SELECTED PASSAGE:

- - -

On Sunday, December 3, I watched Indie Game: The Movie. I stumbled upon the movie the day before when my wife and I were trying to find a good documentary to watch. I knew Meg wouldn’t be interested in the subject, so I made a note to check it out later.
I have been playing video games since a young age, starting with my first system, the Super Nintendo. There were plenty of periods of time where I didn’t play much, but as I settled into my career and my adult life, I turned back to playing video games more. Video games, reading, and writing are three of my favorite pastimes.
I enjoy my job, the organization I work for, and all of the people I work with, but doing roughly the same thing for the past four years has made my day-to-day a bit stale. After watching Indie Game: The Movie, I thought wow, that looks exciting. I turned to Reddit, which is pretty much where I always turn when I have questions on a subject, and stumbled on /r/gamedev. This led me to download Stencyl so I could start tinkering with the idea of making a game.
I don’t have any real coding experience. I was alright with HTML (I know not code, markup language) and CSS, and eventually played with Swift for a while. I knew some basics – loops, conditionals, creating variables, etc., – but I was in no way ready to just dive into anything. I have a ton of game ideas – from simple platformers to complex RPGs — stowed in my head, so I wanted to just play.
I enjoyed learning Swift. The only reason I stopped learning the language was that in order to get better, I knew I needed to start working on apps, and I was at a loss for ideas. At least with games, I had ideas for things I wanted to try. Also, it seems like a nice creative outlet. I like writing, but sometimes the lack of visuals makes the medium underwhelming for me.

- - -

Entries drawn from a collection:
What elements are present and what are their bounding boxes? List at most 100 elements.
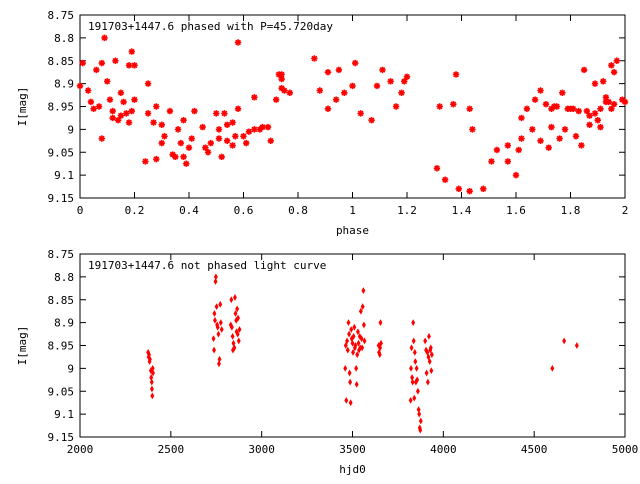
data-point (345, 346, 350, 354)
data-point (537, 137, 544, 145)
data-point (362, 337, 367, 345)
data-point (218, 153, 225, 161)
data-point (214, 303, 219, 311)
data-point (243, 139, 250, 147)
x-tick-label: 4000 (430, 443, 457, 456)
data-point (600, 78, 607, 85)
data-point (153, 103, 160, 110)
data-point (353, 342, 358, 349)
data-point (436, 103, 443, 110)
data-point (348, 399, 353, 407)
x-tick-label: 1.6 (506, 204, 526, 217)
data-point (180, 153, 187, 161)
data-point (264, 123, 272, 131)
data-point (531, 96, 539, 103)
data-point (591, 110, 599, 117)
data-point (347, 369, 352, 377)
data-point (580, 66, 588, 74)
data-point (355, 351, 360, 359)
data-point (153, 155, 160, 163)
data-point (578, 142, 585, 149)
data-point (426, 353, 431, 361)
data-point (217, 355, 222, 363)
data-point (429, 367, 434, 375)
data-point (512, 171, 520, 179)
data-point (354, 380, 359, 388)
data-point (109, 107, 116, 115)
data-point (144, 110, 152, 117)
y-tick-label: 9.15 (48, 192, 75, 205)
data-point (387, 78, 394, 85)
data-point (350, 339, 355, 347)
data-point (428, 344, 433, 352)
data-point (215, 126, 223, 133)
data-point (602, 94, 610, 101)
y-tick-label: 8.85 (48, 294, 75, 307)
data-point (343, 342, 348, 349)
data-point (409, 344, 414, 352)
data-point (278, 71, 285, 78)
data-point (594, 117, 601, 124)
data-point (358, 307, 363, 315)
data-point (379, 339, 383, 347)
data-point (131, 62, 138, 69)
data-point (267, 137, 274, 145)
data-point (219, 326, 224, 333)
data-point (423, 337, 428, 345)
data-point (229, 296, 234, 304)
data-point (418, 417, 423, 425)
data-point (586, 112, 593, 119)
data-point (488, 158, 495, 165)
x-tick-label: 0.8 (288, 204, 308, 217)
data-point (377, 351, 382, 359)
data-point (411, 319, 416, 327)
data-point (441, 176, 449, 183)
data-point (218, 319, 223, 327)
data-point (379, 66, 386, 74)
data-point (344, 396, 349, 404)
data-point (360, 303, 365, 311)
data-point (349, 326, 354, 333)
data-point (583, 107, 591, 115)
data-point (417, 410, 422, 418)
data-point (213, 278, 218, 285)
data-point (158, 139, 165, 147)
data-point (341, 89, 348, 96)
data-point (608, 105, 615, 112)
data-point (169, 151, 176, 158)
data-point (158, 121, 165, 128)
data-point (452, 71, 460, 78)
x-tick-label: 3000 (248, 443, 275, 456)
data-point (542, 101, 550, 108)
data-point (204, 149, 212, 156)
data-point (223, 121, 231, 128)
x-tick-label: 1.8 (561, 204, 581, 217)
data-point (561, 126, 569, 133)
data-point (149, 385, 154, 393)
data-point (213, 316, 217, 324)
data-point (236, 314, 240, 322)
data-point (425, 348, 430, 356)
data-point (235, 330, 240, 338)
y-tick-label: 8.8 (54, 271, 74, 284)
data-point (212, 346, 217, 354)
y-tick-label: 8.9 (54, 78, 74, 91)
x-tick-label: 1 (349, 204, 356, 217)
data-point (523, 105, 531, 112)
y-axis-title: I[mag] (16, 326, 29, 366)
data-point (149, 374, 154, 381)
data-point (218, 300, 223, 308)
data-point (361, 287, 366, 295)
data-point (98, 59, 105, 67)
data-point (586, 121, 593, 128)
data-point (619, 96, 626, 103)
data-point (343, 364, 348, 372)
y-tick-label: 8.95 (48, 101, 75, 114)
data-point (357, 110, 364, 117)
data-point (180, 117, 187, 124)
data-point (123, 110, 130, 117)
data-point (332, 96, 340, 103)
data-point (597, 105, 604, 112)
data-point (361, 321, 366, 329)
data-point (553, 103, 561, 110)
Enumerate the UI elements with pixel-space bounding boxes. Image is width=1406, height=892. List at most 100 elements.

- - -

PARTS OF THE EXERCISE:
a) From the records, write out the lines starting with the one containing "data-point (345, 346, 350, 354)" and ending with the one containing "data-point (418, 417, 423, 425)", with both of those lines included.
b) Extend the post about taking up game development, beginning right after its last sentence.

RESPONSES IN ORDER:
a)
data-point (345, 346, 350, 354)
data-point (537, 137, 544, 145)
data-point (362, 337, 367, 345)
data-point (218, 153, 225, 161)
data-point (214, 303, 219, 311)
data-point (243, 139, 250, 147)
x-tick-label: 4000 (430, 443, 457, 456)
data-point (600, 78, 607, 85)
data-point (153, 103, 160, 110)
data-point (353, 342, 358, 349)
data-point (436, 103, 443, 110)
data-point (348, 399, 353, 407)
x-tick-label: 1.6 (506, 204, 526, 217)
data-point (180, 153, 187, 161)
data-point (264, 123, 272, 131)
data-point (531, 96, 539, 103)
data-point (591, 110, 599, 117)
data-point (347, 369, 352, 377)
data-point (580, 66, 588, 74)
data-point (355, 351, 360, 359)
data-point (153, 155, 160, 163)
data-point (578, 142, 585, 149)
data-point (426, 353, 431, 361)
data-point (217, 355, 222, 363)
data-point (429, 367, 434, 375)
data-point (512, 171, 520, 179)
data-point (354, 380, 359, 388)
data-point (109, 107, 116, 115)
data-point (144, 110, 152, 117)
y-tick-label: 9.15 (48, 192, 75, 205)
data-point (387, 78, 394, 85)
data-point (350, 339, 355, 347)
data-point (428, 344, 433, 352)
data-point (215, 126, 223, 133)
data-point (602, 94, 610, 101)
y-tick-label: 8.85 (48, 294, 75, 307)
data-point (343, 342, 348, 349)
data-point (409, 344, 414, 352)
data-point (278, 71, 285, 78)
data-point (594, 117, 601, 124)
data-point (358, 307, 363, 315)
data-point (379, 339, 383, 347)
data-point (131, 62, 138, 69)
data-point (267, 137, 274, 145)
data-point (219, 326, 224, 333)
data-point (423, 337, 428, 345)
data-point (229, 296, 234, 304)
data-point (418, 417, 423, 425)

b)
I’ve been using Stencyl for a little over a week now. I went through both of the Crash Courses on the Stencyl website and completed the challenges at the end of the second course; I also completed most of a Youtube tutorial on creating a platform game. Despite being engaged, I found myself annoyed by the visual editor. It was just so slow to drag and drop!
Today, I started tinkering with the idea of jumping into Unity and buying a course from Udemy on the subject. My initial plan was to spend a few weeks with Stencyl to learn basic game concepts then dive into Unity, but I feel I would benefit more from jumping into Unity now.
I suppose the hardest part is realizing that I have no idea, really, where to start. I’m a reasonably intelligent person though, so I think I can figure out a trajectory. I think next step is to look at syllabus from Game Development programs to see if I can craft a learning plan.
More to come.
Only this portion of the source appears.